(Saved entries)
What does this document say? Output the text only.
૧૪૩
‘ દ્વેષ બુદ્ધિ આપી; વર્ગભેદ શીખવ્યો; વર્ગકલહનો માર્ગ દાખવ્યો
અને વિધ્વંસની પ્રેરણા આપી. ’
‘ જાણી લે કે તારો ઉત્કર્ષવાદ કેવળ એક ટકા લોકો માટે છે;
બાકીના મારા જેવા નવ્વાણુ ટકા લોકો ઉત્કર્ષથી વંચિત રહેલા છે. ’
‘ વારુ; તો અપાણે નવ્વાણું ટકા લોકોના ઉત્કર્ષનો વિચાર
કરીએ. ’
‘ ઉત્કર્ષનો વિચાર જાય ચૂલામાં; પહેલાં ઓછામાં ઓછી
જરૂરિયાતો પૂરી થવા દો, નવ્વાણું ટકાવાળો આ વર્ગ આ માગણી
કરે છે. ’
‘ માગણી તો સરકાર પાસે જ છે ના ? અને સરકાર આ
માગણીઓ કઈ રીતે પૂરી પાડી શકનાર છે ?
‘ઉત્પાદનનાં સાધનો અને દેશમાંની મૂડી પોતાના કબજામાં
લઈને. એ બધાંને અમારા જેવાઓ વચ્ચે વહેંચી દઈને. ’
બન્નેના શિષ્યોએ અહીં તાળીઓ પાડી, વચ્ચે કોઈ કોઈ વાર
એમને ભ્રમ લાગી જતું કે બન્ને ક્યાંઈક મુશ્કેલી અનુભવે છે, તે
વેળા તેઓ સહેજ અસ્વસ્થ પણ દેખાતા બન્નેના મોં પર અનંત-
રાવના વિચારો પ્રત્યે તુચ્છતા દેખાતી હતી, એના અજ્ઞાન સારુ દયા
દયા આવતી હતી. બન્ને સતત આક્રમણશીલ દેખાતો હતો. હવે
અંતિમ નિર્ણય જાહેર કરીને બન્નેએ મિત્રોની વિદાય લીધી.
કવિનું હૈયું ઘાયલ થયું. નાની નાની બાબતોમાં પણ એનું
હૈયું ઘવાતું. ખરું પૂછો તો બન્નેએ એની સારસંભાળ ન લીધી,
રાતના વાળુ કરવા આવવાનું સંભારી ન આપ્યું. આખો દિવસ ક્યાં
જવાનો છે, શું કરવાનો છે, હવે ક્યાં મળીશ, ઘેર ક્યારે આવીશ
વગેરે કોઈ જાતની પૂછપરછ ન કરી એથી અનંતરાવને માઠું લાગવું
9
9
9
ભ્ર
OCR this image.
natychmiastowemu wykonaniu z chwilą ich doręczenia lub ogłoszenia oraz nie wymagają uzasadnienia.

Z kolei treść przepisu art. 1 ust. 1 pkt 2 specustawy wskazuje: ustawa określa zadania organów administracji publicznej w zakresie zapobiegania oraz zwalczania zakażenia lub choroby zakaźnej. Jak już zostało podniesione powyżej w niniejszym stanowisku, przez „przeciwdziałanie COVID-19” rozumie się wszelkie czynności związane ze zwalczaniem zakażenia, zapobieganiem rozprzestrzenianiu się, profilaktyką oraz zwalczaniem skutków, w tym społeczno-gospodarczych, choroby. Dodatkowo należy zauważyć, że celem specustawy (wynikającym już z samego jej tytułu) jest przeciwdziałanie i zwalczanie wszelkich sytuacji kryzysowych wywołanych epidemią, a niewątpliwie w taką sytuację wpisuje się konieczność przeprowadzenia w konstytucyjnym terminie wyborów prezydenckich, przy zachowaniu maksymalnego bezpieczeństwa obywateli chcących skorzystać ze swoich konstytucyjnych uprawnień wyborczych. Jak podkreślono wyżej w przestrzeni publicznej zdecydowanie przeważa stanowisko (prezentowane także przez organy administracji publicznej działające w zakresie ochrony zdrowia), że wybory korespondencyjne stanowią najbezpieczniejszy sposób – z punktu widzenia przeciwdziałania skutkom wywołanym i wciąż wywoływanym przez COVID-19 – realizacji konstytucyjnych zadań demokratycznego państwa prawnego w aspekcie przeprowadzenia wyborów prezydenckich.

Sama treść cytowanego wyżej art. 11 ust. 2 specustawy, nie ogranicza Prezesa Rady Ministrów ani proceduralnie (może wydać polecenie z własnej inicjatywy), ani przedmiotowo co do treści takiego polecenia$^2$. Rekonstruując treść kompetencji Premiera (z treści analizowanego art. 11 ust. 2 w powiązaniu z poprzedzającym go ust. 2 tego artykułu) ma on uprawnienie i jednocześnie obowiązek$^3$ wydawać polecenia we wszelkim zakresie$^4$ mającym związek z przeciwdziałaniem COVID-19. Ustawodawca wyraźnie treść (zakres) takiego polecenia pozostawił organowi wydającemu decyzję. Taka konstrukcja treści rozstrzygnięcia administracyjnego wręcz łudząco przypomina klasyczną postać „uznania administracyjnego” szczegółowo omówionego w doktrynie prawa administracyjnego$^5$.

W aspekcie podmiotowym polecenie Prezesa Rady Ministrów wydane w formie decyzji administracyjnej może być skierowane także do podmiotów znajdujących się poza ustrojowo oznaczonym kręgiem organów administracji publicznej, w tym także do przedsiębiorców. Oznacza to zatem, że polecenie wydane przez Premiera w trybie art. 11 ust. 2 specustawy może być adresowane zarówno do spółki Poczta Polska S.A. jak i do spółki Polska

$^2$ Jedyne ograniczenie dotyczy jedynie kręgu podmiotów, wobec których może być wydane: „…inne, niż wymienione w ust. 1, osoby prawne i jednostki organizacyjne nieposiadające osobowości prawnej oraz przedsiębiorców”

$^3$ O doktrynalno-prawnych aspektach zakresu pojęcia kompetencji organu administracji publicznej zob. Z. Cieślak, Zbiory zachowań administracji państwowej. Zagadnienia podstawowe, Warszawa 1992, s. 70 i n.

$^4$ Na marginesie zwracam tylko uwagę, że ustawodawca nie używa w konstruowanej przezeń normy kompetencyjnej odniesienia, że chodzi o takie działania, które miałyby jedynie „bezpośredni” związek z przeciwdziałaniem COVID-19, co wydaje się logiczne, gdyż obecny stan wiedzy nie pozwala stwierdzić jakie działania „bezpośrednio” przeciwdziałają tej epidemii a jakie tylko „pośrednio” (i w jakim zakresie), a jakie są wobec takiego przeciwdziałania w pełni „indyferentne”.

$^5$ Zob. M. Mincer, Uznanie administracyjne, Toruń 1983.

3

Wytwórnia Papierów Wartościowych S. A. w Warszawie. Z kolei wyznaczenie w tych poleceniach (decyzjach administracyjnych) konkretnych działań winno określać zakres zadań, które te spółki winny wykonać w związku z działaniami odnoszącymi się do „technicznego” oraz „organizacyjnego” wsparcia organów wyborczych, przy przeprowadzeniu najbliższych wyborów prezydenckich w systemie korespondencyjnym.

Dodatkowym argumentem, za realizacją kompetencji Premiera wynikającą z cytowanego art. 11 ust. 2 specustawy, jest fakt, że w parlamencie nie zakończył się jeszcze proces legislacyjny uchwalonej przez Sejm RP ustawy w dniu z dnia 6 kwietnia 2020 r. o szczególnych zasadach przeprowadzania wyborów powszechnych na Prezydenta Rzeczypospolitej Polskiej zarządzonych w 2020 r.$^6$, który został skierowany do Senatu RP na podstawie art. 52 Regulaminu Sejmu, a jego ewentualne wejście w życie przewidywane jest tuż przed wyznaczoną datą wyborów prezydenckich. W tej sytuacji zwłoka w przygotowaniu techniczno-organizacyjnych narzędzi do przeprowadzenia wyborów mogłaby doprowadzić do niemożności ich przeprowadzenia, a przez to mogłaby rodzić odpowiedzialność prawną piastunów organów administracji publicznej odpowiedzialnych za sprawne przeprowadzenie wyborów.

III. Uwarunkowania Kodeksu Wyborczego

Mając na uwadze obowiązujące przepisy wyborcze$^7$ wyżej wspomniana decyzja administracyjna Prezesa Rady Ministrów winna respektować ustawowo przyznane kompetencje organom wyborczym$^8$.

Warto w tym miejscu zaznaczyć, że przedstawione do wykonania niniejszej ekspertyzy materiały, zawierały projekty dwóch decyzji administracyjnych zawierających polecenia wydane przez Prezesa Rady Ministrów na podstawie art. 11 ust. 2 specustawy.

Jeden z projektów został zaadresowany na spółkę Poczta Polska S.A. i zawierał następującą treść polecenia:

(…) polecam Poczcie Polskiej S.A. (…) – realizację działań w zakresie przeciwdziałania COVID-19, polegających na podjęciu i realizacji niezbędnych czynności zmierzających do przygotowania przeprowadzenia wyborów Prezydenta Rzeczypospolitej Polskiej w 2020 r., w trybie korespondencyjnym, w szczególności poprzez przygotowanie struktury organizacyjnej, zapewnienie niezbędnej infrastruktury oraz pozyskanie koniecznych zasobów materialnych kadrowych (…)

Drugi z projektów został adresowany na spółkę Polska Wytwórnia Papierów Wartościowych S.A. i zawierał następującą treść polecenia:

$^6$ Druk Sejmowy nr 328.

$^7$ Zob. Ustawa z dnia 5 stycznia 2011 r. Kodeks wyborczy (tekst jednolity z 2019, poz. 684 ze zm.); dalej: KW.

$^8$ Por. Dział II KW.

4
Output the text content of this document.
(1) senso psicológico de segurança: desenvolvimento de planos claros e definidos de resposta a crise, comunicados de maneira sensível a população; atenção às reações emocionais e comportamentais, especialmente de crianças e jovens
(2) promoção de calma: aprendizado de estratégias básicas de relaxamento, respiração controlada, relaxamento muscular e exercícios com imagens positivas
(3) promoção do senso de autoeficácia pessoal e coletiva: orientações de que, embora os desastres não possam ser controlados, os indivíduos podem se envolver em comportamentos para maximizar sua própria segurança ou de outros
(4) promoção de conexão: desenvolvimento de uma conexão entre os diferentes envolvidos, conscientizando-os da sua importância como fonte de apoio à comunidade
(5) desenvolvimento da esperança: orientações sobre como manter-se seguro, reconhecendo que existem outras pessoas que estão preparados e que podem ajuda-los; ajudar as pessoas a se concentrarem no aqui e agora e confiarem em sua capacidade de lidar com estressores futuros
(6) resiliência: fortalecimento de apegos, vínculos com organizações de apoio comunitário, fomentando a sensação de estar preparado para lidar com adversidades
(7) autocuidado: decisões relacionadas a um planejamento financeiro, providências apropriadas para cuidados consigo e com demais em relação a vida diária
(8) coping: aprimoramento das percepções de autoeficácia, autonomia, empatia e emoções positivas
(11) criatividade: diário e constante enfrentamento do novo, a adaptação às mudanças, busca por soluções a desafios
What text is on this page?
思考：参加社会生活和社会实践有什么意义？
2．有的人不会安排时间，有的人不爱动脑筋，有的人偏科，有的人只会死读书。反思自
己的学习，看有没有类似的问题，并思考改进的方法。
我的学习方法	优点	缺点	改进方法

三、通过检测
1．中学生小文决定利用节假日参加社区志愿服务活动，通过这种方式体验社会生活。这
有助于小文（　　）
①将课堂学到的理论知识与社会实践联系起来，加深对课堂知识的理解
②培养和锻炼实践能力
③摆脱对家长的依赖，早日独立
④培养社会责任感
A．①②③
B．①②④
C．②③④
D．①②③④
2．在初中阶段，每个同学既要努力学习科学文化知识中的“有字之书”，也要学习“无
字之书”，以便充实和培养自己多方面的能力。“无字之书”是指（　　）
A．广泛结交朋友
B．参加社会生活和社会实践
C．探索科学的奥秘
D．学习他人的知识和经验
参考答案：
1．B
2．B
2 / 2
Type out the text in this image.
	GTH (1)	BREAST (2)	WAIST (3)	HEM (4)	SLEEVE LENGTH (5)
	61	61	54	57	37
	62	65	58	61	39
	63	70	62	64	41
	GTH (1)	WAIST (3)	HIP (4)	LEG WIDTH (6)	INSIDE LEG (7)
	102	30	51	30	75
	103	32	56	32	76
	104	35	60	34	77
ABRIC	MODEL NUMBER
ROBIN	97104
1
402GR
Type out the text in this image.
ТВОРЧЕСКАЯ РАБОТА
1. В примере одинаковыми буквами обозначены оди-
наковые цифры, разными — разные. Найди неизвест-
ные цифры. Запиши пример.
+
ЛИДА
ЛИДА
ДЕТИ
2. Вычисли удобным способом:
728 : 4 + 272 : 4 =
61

■ Your objective ■
Repeat the line containing "What text is on this page?" and all subsequent lines through the final line of the data, exactly and with no others.

■ Problem solution ■
What text is on this page?
思考：参加社会生活和社会实践有什么意义？
2．有的人不会安排时间，有的人不爱动脑筋，有的人偏科，有的人只会死读书。反思自
己的学习，看有没有类似的问题，并思考改进的方法。
我的学习方法	优点	缺点	改进方法

三、通过检测
1．中学生小文决定利用节假日参加社区志愿服务活动，通过这种方式体验社会生活。这
有助于小文（　　）
①将课堂学到的理论知识与社会实践联系起来，加深对课堂知识的理解
②培养和锻炼实践能力
③摆脱对家长的依赖，早日独立
④培养社会责任感
A．①②③
B．①②④
C．②③④
D．①②③④
2．在初中阶段，每个同学既要努力学习科学文化知识中的“有字之书”，也要学习“无
字之书”，以便充实和培养自己多方面的能力。“无字之书”是指（　　）
A．广泛结交朋友
B．参加社会生活和社会实践
C．探索科学的奥秘
D．学习他人的知识和经验
参考答案：
1．B
2．B
2 / 2
Type out the text in this image.
	GTH (1)	BREAST (2)	WAIST (3)	HEM (4)	SLEEVE LENGTH (5)
	61	61	54	57	37
	62	65	58	61	39
	63	70	62	64	41
	GTH (1)	WAIST (3)	HIP (4)	LEG WIDTH (6)	INSIDE LEG (7)
	102	30	51	30	75
	103	32	56	32	76
	104	35	60	34	77
ABRIC	MODEL NUMBER
ROBIN	97104
1
402GR
Type out the text in this image.
ТВОРЧЕСКАЯ РАБОТА
1. В примере одинаковыми буквами обозначены оди-
наковые цифры, разными — разные. Найди неизвест-
ные цифры. Запиши пример.
+
ЛИДА
ЛИДА
ДЕТИ
2. Вычисли удобным способом:
728 : 4 + 272 : 4 =
61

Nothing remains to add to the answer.